YOUR TASK: Where a line of the listing below includes the word "freeform", reproduce that line.

[Extracted data entries]
--- START ---

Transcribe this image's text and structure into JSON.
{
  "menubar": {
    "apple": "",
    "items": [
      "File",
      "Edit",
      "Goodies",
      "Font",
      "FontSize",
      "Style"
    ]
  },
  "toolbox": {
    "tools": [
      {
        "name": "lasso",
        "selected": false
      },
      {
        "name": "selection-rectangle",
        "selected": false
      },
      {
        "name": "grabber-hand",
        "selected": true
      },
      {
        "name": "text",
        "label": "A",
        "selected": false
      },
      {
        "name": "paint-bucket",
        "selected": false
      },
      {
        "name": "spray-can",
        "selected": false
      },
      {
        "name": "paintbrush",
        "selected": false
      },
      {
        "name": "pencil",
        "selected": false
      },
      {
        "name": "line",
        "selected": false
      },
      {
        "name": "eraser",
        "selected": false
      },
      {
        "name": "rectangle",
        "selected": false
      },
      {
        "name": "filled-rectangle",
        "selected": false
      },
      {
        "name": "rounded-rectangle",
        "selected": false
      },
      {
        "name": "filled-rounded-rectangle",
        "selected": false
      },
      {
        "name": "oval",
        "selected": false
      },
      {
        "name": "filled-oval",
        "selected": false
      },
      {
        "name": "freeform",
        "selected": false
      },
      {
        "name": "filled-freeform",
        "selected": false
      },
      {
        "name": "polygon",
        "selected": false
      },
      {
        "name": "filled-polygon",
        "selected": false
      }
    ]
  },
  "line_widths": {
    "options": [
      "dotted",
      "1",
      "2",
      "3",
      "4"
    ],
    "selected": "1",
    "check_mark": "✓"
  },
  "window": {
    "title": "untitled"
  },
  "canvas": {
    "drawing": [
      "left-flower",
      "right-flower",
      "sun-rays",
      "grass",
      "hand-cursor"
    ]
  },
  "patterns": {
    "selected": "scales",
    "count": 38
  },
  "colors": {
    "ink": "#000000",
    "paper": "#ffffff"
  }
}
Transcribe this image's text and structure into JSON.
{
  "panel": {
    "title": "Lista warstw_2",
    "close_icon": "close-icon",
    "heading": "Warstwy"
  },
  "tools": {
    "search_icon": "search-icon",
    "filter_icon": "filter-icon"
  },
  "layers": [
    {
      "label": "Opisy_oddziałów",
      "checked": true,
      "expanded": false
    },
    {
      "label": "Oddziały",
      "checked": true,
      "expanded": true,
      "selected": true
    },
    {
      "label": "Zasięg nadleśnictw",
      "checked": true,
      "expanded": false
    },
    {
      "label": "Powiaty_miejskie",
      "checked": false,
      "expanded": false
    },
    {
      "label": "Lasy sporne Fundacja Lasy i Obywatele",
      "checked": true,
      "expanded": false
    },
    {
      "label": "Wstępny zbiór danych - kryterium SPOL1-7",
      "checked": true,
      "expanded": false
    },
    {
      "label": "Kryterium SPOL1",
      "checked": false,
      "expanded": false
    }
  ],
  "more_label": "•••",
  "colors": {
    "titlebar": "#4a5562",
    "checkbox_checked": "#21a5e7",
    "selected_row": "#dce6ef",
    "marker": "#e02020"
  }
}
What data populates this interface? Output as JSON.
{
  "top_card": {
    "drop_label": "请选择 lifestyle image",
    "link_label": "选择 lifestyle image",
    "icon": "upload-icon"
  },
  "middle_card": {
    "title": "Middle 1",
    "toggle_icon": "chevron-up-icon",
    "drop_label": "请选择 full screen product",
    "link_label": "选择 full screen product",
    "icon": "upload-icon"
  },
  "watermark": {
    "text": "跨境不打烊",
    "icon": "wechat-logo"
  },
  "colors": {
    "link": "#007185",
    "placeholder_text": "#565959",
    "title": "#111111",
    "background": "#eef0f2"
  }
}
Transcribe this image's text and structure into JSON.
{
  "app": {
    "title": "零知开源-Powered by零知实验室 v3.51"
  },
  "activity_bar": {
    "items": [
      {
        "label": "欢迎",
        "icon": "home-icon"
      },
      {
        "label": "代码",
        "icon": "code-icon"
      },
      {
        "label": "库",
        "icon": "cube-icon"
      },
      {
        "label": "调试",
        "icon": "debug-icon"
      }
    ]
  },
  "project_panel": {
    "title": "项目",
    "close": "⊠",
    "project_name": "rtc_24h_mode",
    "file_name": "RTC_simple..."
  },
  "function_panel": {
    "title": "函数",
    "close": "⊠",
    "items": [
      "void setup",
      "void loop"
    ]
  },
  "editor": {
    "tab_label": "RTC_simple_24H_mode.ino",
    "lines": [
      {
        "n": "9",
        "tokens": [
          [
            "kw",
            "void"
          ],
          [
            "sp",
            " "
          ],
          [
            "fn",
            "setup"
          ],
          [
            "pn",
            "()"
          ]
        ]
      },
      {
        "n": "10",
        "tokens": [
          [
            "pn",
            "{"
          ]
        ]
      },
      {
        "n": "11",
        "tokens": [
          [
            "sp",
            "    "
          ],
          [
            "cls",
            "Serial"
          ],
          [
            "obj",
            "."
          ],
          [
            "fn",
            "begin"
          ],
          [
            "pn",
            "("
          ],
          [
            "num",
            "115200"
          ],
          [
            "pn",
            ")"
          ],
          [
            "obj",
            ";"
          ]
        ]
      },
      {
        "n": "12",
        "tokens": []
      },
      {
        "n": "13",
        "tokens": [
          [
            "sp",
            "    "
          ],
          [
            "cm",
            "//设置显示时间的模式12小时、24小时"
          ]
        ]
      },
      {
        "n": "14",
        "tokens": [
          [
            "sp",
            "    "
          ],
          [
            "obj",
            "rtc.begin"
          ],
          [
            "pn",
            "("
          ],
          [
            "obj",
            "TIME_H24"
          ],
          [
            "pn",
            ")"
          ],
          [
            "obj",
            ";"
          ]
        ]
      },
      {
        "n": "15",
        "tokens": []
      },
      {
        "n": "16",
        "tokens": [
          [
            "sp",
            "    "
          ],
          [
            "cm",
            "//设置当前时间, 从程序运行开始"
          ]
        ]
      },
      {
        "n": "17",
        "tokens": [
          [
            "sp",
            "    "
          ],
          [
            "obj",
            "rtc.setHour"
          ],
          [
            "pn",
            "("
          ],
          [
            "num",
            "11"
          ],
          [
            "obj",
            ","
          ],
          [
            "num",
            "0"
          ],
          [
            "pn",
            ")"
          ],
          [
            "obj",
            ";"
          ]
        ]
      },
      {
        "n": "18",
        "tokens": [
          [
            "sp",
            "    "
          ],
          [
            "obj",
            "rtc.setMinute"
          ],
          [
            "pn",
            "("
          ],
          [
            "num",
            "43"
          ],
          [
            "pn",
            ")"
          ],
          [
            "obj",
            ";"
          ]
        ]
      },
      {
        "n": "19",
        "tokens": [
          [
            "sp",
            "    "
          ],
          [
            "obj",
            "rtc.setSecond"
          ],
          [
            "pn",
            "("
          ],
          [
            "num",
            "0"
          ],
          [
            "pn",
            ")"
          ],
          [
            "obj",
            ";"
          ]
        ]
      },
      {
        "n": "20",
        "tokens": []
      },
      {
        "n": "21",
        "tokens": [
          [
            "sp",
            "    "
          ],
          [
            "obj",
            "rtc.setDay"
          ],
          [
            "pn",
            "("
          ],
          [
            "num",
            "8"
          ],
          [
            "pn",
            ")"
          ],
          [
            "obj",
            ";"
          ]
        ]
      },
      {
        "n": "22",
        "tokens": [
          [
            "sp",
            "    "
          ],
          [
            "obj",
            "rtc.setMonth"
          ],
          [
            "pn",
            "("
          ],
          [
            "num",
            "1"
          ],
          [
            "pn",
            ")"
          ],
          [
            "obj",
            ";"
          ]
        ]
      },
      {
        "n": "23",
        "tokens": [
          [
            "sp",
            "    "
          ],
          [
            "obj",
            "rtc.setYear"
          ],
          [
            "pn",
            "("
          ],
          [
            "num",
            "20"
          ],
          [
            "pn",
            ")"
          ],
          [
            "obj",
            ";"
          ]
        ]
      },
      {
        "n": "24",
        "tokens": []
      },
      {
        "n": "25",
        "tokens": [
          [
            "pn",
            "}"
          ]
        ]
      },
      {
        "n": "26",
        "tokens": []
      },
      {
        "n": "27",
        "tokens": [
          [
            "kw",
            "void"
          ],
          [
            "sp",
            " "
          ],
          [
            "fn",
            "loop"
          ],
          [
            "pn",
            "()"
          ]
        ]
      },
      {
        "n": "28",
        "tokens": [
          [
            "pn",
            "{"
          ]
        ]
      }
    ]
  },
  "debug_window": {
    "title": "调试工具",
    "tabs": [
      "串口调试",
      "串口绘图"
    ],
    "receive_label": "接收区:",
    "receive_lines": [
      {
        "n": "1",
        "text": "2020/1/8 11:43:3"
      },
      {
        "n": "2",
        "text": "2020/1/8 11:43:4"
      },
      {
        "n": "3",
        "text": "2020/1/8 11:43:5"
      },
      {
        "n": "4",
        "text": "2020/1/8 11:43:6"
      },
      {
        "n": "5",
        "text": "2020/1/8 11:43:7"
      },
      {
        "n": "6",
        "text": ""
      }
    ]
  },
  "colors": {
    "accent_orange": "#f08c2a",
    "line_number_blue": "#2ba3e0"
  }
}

--- END ---

IN RESPONSE:
        "name": "freeform",
        "name": "filled-freeform",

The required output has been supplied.